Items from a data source
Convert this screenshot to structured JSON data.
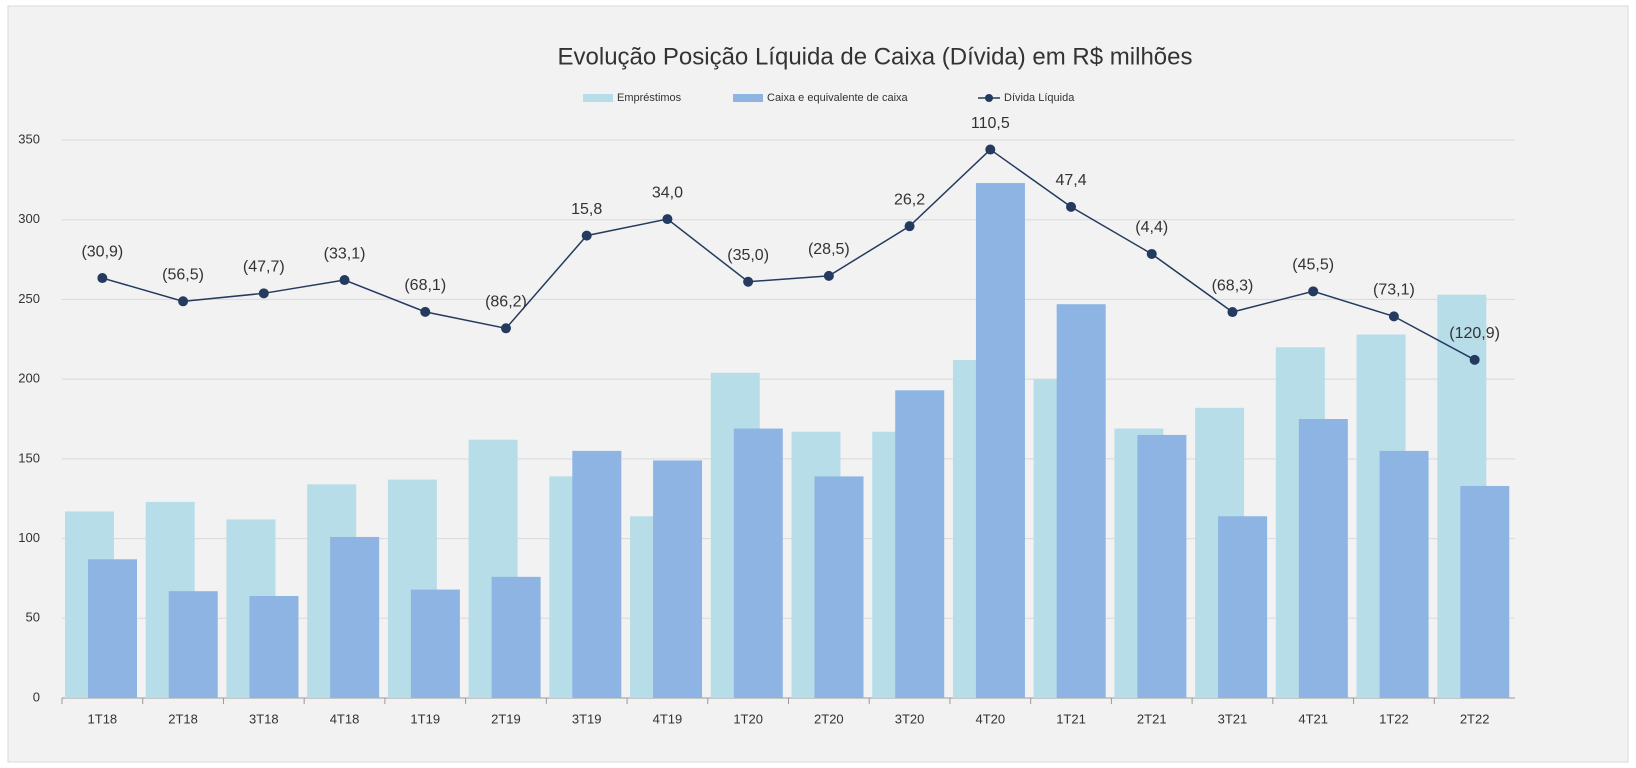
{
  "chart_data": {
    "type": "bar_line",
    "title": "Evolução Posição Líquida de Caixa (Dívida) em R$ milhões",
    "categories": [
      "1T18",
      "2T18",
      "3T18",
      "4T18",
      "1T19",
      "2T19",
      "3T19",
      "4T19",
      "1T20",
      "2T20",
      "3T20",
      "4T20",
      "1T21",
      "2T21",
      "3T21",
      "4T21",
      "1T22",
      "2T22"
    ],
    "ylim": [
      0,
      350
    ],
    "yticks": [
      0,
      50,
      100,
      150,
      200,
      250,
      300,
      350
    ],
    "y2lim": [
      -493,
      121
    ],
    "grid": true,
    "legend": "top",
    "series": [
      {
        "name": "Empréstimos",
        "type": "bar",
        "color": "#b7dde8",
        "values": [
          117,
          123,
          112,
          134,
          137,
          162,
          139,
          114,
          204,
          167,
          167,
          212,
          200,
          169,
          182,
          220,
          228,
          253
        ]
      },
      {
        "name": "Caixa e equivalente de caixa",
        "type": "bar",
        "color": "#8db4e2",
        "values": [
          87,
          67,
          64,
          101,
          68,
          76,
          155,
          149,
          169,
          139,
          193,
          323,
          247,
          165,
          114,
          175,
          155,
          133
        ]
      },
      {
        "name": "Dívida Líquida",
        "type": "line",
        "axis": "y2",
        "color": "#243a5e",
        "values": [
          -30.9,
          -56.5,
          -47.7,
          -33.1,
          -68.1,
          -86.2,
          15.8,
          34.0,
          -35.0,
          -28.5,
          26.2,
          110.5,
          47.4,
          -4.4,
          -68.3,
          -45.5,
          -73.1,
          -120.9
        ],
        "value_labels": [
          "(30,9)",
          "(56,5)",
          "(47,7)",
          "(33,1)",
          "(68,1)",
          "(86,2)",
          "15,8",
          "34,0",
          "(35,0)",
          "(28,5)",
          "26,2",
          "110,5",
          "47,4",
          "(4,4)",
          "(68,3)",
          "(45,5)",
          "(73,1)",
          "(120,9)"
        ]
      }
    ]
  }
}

...

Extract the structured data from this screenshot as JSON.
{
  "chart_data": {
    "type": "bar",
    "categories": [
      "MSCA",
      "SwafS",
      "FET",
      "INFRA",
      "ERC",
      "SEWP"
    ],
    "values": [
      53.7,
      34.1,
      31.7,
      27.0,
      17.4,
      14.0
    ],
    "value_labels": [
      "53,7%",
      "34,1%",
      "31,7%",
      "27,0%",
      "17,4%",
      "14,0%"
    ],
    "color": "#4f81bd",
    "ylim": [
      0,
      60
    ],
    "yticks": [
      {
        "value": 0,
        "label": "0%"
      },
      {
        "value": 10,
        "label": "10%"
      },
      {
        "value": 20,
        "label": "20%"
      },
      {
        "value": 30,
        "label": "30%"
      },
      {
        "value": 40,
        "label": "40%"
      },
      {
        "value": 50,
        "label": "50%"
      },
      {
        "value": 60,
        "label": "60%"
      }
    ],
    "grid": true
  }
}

## Aim
Read the data above. Pull out each line in which the string "structured" appears.

## Expected output
Convert this screenshot to structured JSON data.
Extract the structured data from this screenshot as JSON.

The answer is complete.